Set task:
Find each line with the string "szereti" and report it.
------------------------------------------------------------------------
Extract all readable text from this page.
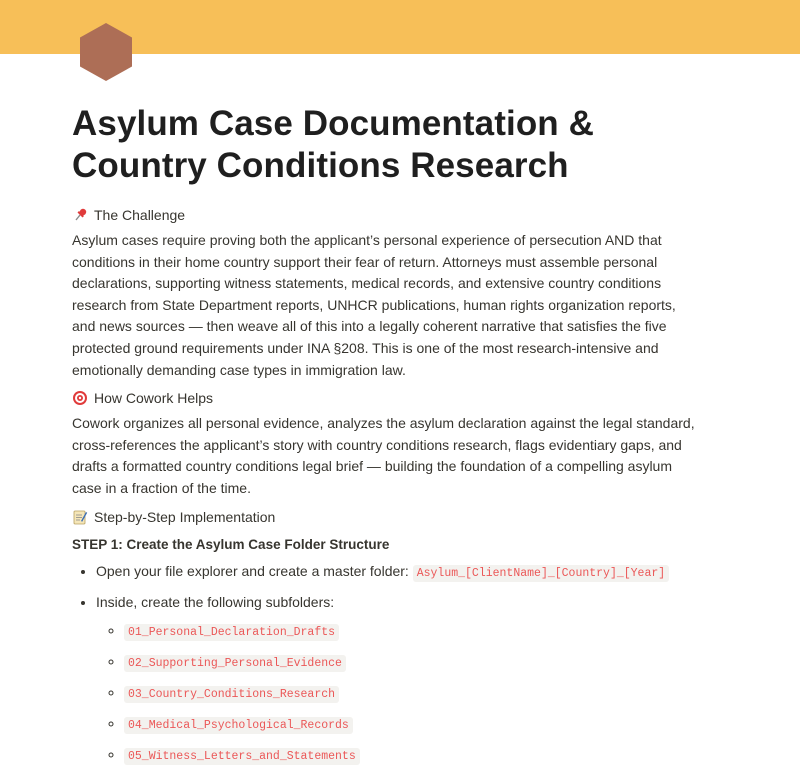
Asylum Case Documentation &
Country Conditions Research
The Challenge

Asylum cases require proving both the applicant’s personal experience of persecution AND that conditions in their home country support their fear of return. Attorneys must assemble personal declarations, supporting witness statements, medical records, and extensive country conditions research from State Department reports, UNHCR publications, human rights organization reports, and news sources — then weave all of this into a legally coherent narrative that satisfies the five protected ground requirements under INA §208. This is one of the most research-intensive and emotionally demanding case types in immigration law.

How Cowork Helps

Cowork organizes all personal evidence, analyzes the asylum declaration against the legal standard, cross-references the applicant’s story with country conditions research, flags evidentiary gaps, and drafts a formatted country conditions legal brief — building the foundation of a compelling asylum case in a fraction of the time.

Step-by-Step Implementation
STEP 1: Create the Asylum Case Folder Structure
• Open your file explorer and create a master folder: Asylum_[ClientName]_[Country]_[Year]
• Inside, create the following subfolders:
◦ 01_Personal_Declaration_Drafts
◦ 02_Supporting_Personal_Evidence
◦ 03_Country_Conditions_Research
◦ 04_Medical_Psychological_Records
◦ 05_Witness_Letters_and_Statements
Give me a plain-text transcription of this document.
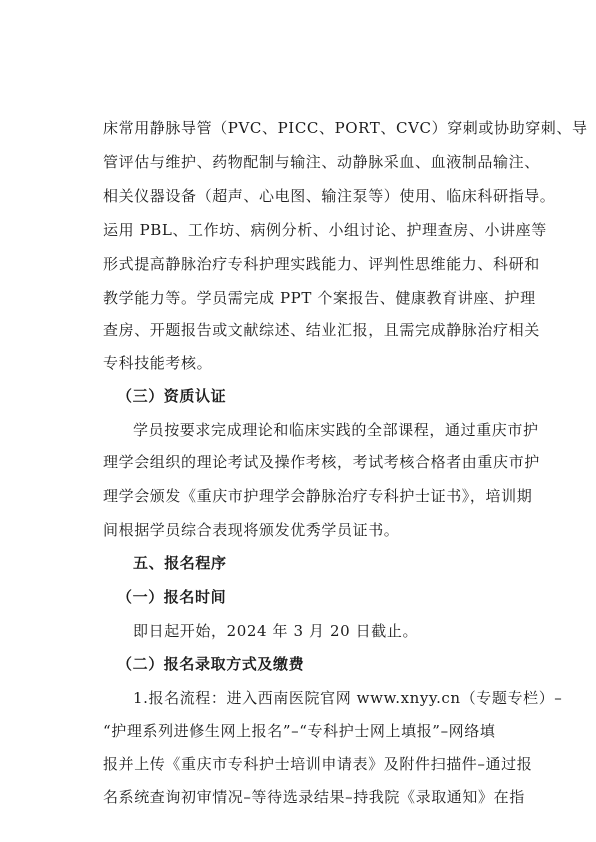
床常用静脉导管（PVC、PICC、PORT、CVC）穿刺或协助穿刺、导
管评估与维护、药物配制与输注、动静脉采血、血液制品输注、
相关仪器设备（超声、心电图、输注泵等）使用、临床科研指导。
运用 PBL、工作坊、病例分析、小组讨论、护理查房、小讲座等
形式提高静脉治疗专科护理实践能力、评判性思维能力、科研和
教学能力等。学员需完成 PPT 个案报告、健康教育讲座、护理
查房、开题报告或文献综述、结业汇报，且需完成静脉治疗相关
专科技能考核。
（三）资质认证
学员按要求完成理论和临床实践的全部课程，通过重庆市护
理学会组织的理论考试及操作考核，考试考核合格者由重庆市护
理学会颁发《重庆市护理学会静脉治疗专科护士证书》，培训期
间根据学员综合表现将颁发优秀学员证书。
五、报名程序
（一）报名时间
即日起开始，2024 年 3 月 20 日截止。
（二）报名录取方式及缴费
1.报名流程：进入西南医院官网 www.xnyy.cn（专题专栏）–
“护理系列进修生网上报名”–“专科护士网上填报”–网络填
报并上传《重庆市专科护士培训申请表》及附件扫描件–通过报
名系统查询初审情况–等待选录结果–持我院《录取通知》在指
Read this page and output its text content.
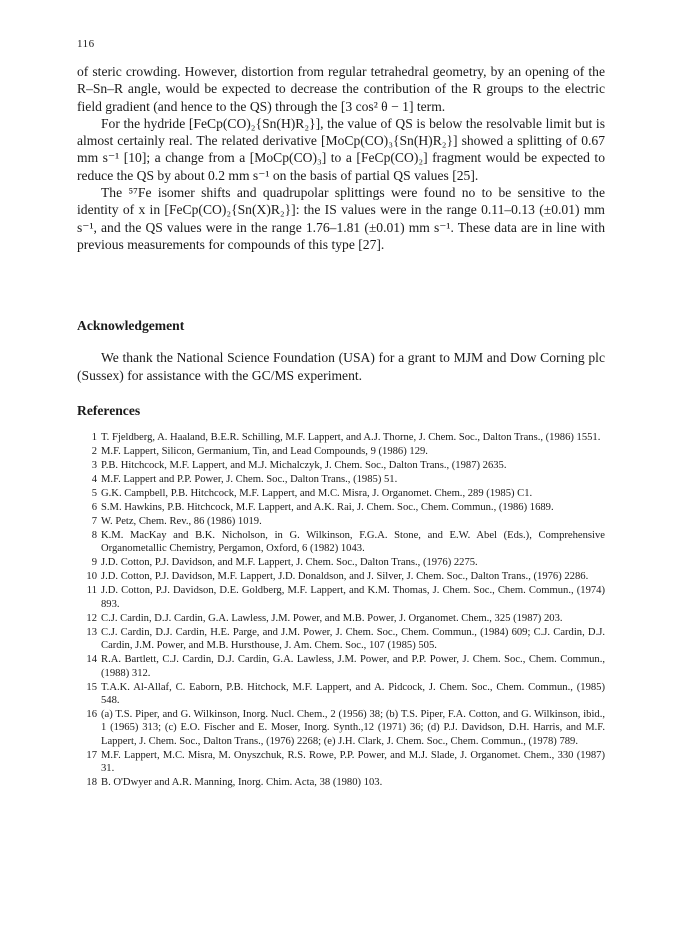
116

of steric crowding. However, distortion from regular tetrahedral geometry, by an opening of the R–Sn–R angle, would be expected to decrease the contribution of the R groups to the electric field gradient (and hence to the QS) through the [3 cos² θ − 1] term.

For the hydride [FeCp(CO)₂{Sn(H)R₂}], the value of QS is below the resolvable limit but is almost certainly real. The related derivative [MoCp(CO)₃{Sn(H)R₂}] showed a splitting of 0.67 mm s⁻¹ [10]; a change from a [MoCp(CO)₃] to a [FeCp(CO)₂] fragment would be expected to reduce the QS by about 0.2 mm s⁻¹ on the basis of partial QS values [25].

The ⁵⁷Fe isomer shifts and quadrupolar splittings were found no to be sensitive to the identity of x in [FeCp(CO)₂{Sn(X)R₂}]: the IS values were in the range 0.11–0.13 (±0.01) mm s⁻¹, and the QS values were in the range 1.76–1.81 (±0.01) mm s⁻¹. These data are in line with previous measurements for compounds of this type [27].

Acknowledgement

We thank the National Science Foundation (USA) for a grant to MJM and Dow Corning plc (Sussex) for assistance with the GC/MS experiment.

References
1 T. Fjeldberg, A. Haaland, B.E.R. Schilling, M.F. Lappert, and A.J. Thorne, J. Chem. Soc., Dalton Trans., (1986) 1551.
2 M.F. Lappert, Silicon, Germanium, Tin, and Lead Compounds, 9 (1986) 129.
3 P.B. Hitchcock, M.F. Lappert, and M.J. Michalczyk, J. Chem. Soc., Dalton Trans., (1987) 2635.
4 M.F. Lappert and P.P. Power, J. Chem. Soc., Dalton Trans., (1985) 51.
5 G.K. Campbell, P.B. Hitchcock, M.F. Lappert, and M.C. Misra, J. Organomet. Chem., 289 (1985) C1.
6 S.M. Hawkins, P.B. Hitchcock, M.F. Lappert, and A.K. Rai, J. Chem. Soc., Chem. Commun., (1986) 1689.
7 W. Petz, Chem. Rev., 86 (1986) 1019.
8 K.M. MacKay and B.K. Nicholson, in G. Wilkinson, F.G.A. Stone, and E.W. Abel (Eds.), Comprehensive Organometallic Chemistry, Pergamon, Oxford, 6 (1982) 1043.
9 J.D. Cotton, P.J. Davidson, and M.F. Lappert, J. Chem. Soc., Dalton Trans., (1976) 2275.
10 J.D. Cotton, P.J. Davidson, M.F. Lappert, J.D. Donaldson, and J. Silver, J. Chem. Soc., Dalton Trans., (1976) 2286.
11 J.D. Cotton, P.J. Davidson, D.E. Goldberg, M.F. Lappert, and K.M. Thomas, J. Chem. Soc., Chem. Commun., (1974) 893.
12 C.J. Cardin, D.J. Cardin, G.A. Lawless, J.M. Power, and M.B. Power, J. Organomet. Chem., 325 (1987) 203.
13 C.J. Cardin, D.J. Cardin, H.E. Parge, and J.M. Power, J. Chem. Soc., Chem. Commun., (1984) 609; C.J. Cardin, D.J. Cardin, J.M. Power, and M.B. Hursthouse, J. Am. Chem. Soc., 107 (1985) 505.
14 R.A. Bartlett, C.J. Cardin, D.J. Cardin, G.A. Lawless, J.M. Power, and P.P. Power, J. Chem. Soc., Chem. Commun., (1988) 312.
15 T.A.K. Al-Allaf, C. Eaborn, P.B. Hitchock, M.F. Lappert, and A. Pidcock, J. Chem. Soc., Chem. Commun., (1985) 548.
16 (a) T.S. Piper, and G. Wilkinson, Inorg. Nucl. Chem., 2 (1956) 38; (b) T.S. Piper, F.A. Cotton, and G. Wilkinson, ibid., 1 (1965) 313; (c) E.O. Fischer and E. Moser, Inorg. Synth.,12 (1971) 36; (d) P.J. Davidson, D.H. Harris, and M.F. Lappert, J. Chem. Soc., Dalton Trans., (1976) 2268; (e) J.H. Clark, J. Chem. Soc., Chem. Commun., (1978) 789.
17 M.F. Lappert, M.C. Misra, M. Onyszchuk, R.S. Rowe, P.P. Power, and M.J. Slade, J. Organomet. Chem., 330 (1987) 31.
18 B. O'Dwyer and A.R. Manning, Inorg. Chim. Acta, 38 (1980) 103.
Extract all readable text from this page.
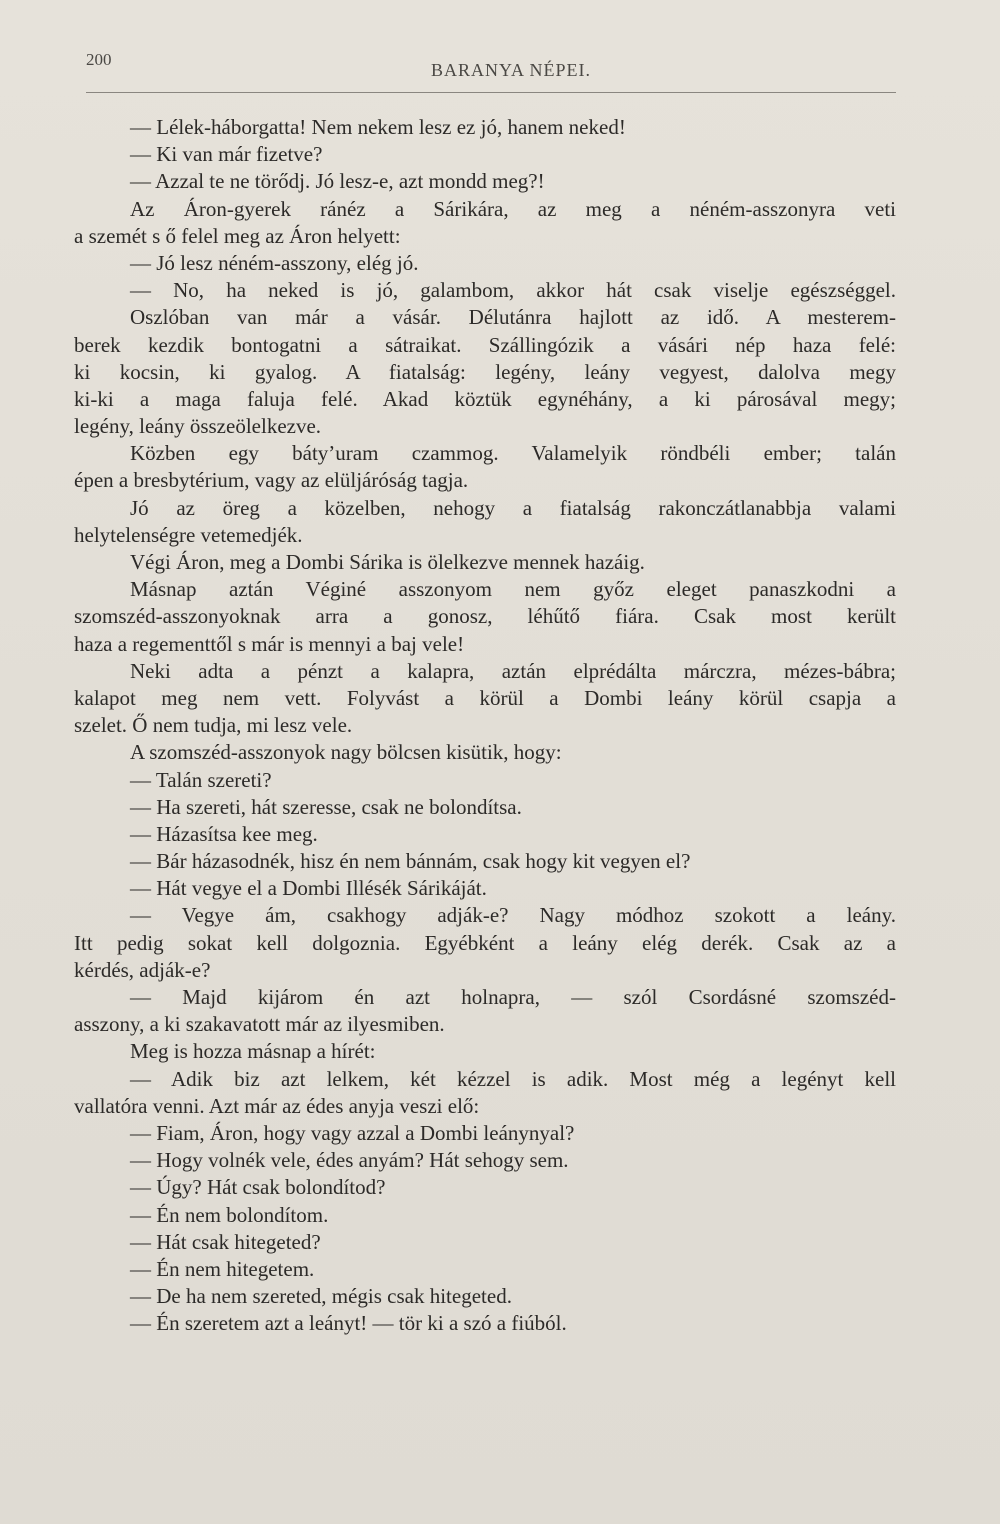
200
BARANYA NÉPEI.
— Lélek-háborgatta! Nem nekem lesz ez jó, hanem neked!
— Ki van már fizetve?
— Azzal te ne törődj. Jó lesz-e, azt mondd meg?!
Az Áron-gyerek ránéz a Sárikára, az meg a néném-asszonyra veti
a szemét s ő felel meg az Áron helyett:
— Jó lesz néném-asszony, elég jó.
— No, ha neked is jó, galambom, akkor hát csak viselje egészséggel.
Oszlóban van már a vásár. Délutánra hajlott az idő. A mesterem-
berek kezdik bontogatni a sátraikat. Szállingózik a vásári nép haza felé:
ki kocsin, ki gyalog. A fiatalság: legény, leány vegyest, dalolva megy
ki-ki a maga faluja felé. Akad köztük egynéhány, a ki párosával megy;
legény, leány összeölelkezve.
Közben egy bátyʼuram czammog. Valamelyik röndbéli ember; talán
épen a bresbytérium, vagy az elüljáróság tagja.
Jó az öreg a közelben, nehogy a fiatalság rakonczátlanabbja valami
helytelenségre vetemedjék.
Végi Áron, meg a Dombi Sárika is ölelkezve mennek hazáig.
Másnap aztán Véginé asszonyom nem győz eleget panaszkodni a
szomszéd-asszonyoknak arra a gonosz, léhűtő fiára. Csak most került
haza a regementtől s már is mennyi a baj vele!
Neki adta a pénzt a kalapra, aztán elprédálta márczra, mézes-bábra;
kalapot meg nem vett. Folyvást a körül a Dombi leány körül csapja a
szelet. Ő nem tudja, mi lesz vele.
A szomszéd-asszonyok nagy bölcsen kisütik, hogy:
— Talán szereti?
— Ha szereti, hát szeresse, csak ne bolondítsa.
— Házasítsa kee meg.
— Bár házasodnék, hisz én nem bánnám, csak hogy kit vegyen el?
— Hát vegye el a Dombi Illésék Sárikáját.
— Vegye ám, csakhogy adják-e? Nagy módhoz szokott a leány.
Itt pedig sokat kell dolgoznia. Egyébként a leány elég derék. Csak az a
kérdés, adják-e?
— Majd kijárom én azt holnapra, — szól Csordásné szomszéd-
asszony, a ki szakavatott már az ilyesmiben.
Meg is hozza másnap a hírét:
— Adik biz azt lelkem, két kézzel is adik. Most még a legényt kell
vallatóra venni. Azt már az édes anyja veszi elő:
— Fiam, Áron, hogy vagy azzal a Dombi leánynyal?
— Hogy volnék vele, édes anyám? Hát sehogy sem.
— Úgy? Hát csak bolondítod?
— Én nem bolondítom.
— Hát csak hitegeted?
— Én nem hitegetem.
— De ha nem szereted, mégis csak hitegeted.
— Én szeretem azt a leányt! — tör ki a szó a fiúból.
------------------------------------------------------------------------
Correct response:
— Talán szereti?
— Ha szereti, hát szeresse, csak ne bolondítsa.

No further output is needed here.